Work instructions ->
Repeat every record below exactly as it appears.

#### Provided entries ####

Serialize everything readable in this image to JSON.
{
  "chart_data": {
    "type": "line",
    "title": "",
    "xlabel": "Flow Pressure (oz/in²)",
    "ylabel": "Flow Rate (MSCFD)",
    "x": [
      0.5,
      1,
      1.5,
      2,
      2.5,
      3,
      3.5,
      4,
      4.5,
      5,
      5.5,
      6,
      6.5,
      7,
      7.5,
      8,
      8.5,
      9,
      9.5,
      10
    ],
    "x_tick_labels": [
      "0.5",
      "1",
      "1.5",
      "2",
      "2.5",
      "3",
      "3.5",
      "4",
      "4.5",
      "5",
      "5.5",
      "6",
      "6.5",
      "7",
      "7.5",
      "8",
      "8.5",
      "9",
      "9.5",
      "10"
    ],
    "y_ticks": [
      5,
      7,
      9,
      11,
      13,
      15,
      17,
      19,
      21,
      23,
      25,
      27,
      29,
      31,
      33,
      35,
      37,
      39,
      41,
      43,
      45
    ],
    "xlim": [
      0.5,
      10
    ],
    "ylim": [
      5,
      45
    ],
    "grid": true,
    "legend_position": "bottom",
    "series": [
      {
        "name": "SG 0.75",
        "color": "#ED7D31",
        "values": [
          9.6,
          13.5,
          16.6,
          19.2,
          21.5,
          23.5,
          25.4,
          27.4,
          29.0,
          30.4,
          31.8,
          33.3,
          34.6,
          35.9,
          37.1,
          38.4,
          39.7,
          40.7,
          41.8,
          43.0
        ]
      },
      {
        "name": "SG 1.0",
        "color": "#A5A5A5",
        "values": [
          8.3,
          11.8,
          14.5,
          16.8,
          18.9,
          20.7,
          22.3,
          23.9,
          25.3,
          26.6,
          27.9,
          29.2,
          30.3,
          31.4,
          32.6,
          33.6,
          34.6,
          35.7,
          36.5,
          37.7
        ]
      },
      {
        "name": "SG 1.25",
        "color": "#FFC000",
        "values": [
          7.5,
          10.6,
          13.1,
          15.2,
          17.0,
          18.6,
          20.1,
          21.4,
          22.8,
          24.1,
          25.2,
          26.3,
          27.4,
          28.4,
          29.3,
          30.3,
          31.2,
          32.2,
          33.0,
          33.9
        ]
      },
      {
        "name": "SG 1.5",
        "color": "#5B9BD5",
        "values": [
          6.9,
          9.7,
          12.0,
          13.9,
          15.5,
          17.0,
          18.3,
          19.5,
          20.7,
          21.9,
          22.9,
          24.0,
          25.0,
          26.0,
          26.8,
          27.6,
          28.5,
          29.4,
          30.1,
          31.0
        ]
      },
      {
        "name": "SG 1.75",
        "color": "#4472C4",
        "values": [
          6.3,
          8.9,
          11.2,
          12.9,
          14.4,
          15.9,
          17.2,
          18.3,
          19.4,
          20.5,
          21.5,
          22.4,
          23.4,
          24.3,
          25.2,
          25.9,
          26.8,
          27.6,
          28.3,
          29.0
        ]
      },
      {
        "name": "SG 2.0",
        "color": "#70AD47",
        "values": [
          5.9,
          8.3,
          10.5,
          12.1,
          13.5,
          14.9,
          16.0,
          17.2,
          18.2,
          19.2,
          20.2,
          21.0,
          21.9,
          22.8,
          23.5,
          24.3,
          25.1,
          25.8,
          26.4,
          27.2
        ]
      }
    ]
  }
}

####

Output of the exercise ->
Serialize everything readable in this image to JSON.
{
  "chart_data": {
    "type": "line",
    "title": "",
    "xlabel": "Flow Pressure (oz/in²)",
    "ylabel": "Flow Rate (MSCFD)",
    "x": [
      0.5,
      1,
      1.5,
      2,
      2.5,
      3,
      3.5,
      4,
      4.5,
      5,
      5.5,
      6,
      6.5,
      7,
      7.5,
      8,
      8.5,
      9,
      9.5,
      10
    ],
    "x_tick_labels": [
      "0.5",
      "1",
      "1.5",
      "2",
      "2.5",
      "3",
      "3.5",
      "4",
      "4.5",
      "5",
      "5.5",
      "6",
      "6.5",
      "7",
      "7.5",
      "8",
      "8.5",
      "9",
      "9.5",
      "10"
    ],
    "y_ticks": [
      5,
      7,
      9,
      11,
      13,
      15,
      17,
      19,
      21,
      23,
      25,
      27,
      29,
      31,
      33,
      35,
      37,
      39,
      41,
      43,
      45
    ],
    "xlim": [
      0.5,
      10
    ],
    "ylim": [
      5,
      45
    ],
    "grid": true,
    "legend_position": "bottom",
    "series": [
      {
        "name": "SG 0.75",
        "color": "#ED7D31",
        "values": [
          9.6,
          13.5,
          16.6,
          19.2,
          21.5,
          23.5,
          25.4,
          27.4,
          29.0,
          30.4,
          31.8,
          33.3,
          34.6,
          35.9,
          37.1,
          38.4,
          39.7,
          40.7,
          41.8,
          43.0
        ]
      },
      {
        "name": "SG 1.0",
        "color": "#A5A5A5",
        "values": [
          8.3,
          11.8,
          14.5,
          16.8,
          18.9,
          20.7,
          22.3,
          23.9,
          25.3,
          26.6,
          27.9,
          29.2,
          30.3,
          31.4,
          32.6,
          33.6,
          34.6,
          35.7,
          36.5,
          37.7
        ]
      },
      {
        "name": "SG 1.25",
        "color": "#FFC000",
        "values": [
          7.5,
          10.6,
          13.1,
          15.2,
          17.0,
          18.6,
          20.1,
          21.4,
          22.8,
          24.1,
          25.2,
          26.3,
          27.4,
          28.4,
          29.3,
          30.3,
          31.2,
          32.2,
          33.0,
          33.9
        ]
      },
      {
        "name": "SG 1.5",
        "color": "#5B9BD5",
        "values": [
          6.9,
          9.7,
          12.0,
          13.9,
          15.5,
          17.0,
          18.3,
          19.5,
          20.7,
          21.9,
          22.9,
          24.0,
          25.0,
          26.0,
          26.8,
          27.6,
          28.5,
          29.4,
          30.1,
          31.0
        ]
      },
      {
        "name": "SG 1.75",
        "color": "#4472C4",
        "values": [
          6.3,
          8.9,
          11.2,
          12.9,
          14.4,
          15.9,
          17.2,
          18.3,
          19.4,
          20.5,
          21.5,
          22.4,
          23.4,
          24.3,
          25.2,
          25.9,
          26.8,
          27.6,
          28.3,
          29.0
        ]
      },
      {
        "name": "SG 2.0",
        "color": "#70AD47",
        "values": [
          5.9,
          8.3,
          10.5,
          12.1,
          13.5,
          14.9,
          16.0,
          17.2,
          18.2,
          19.2,
          20.2,
          21.0,
          21.9,
          22.8,
          23.5,
          24.3,
          25.1,
          25.8,
          26.4,
          27.2
        ]
      }
    ]
  }
}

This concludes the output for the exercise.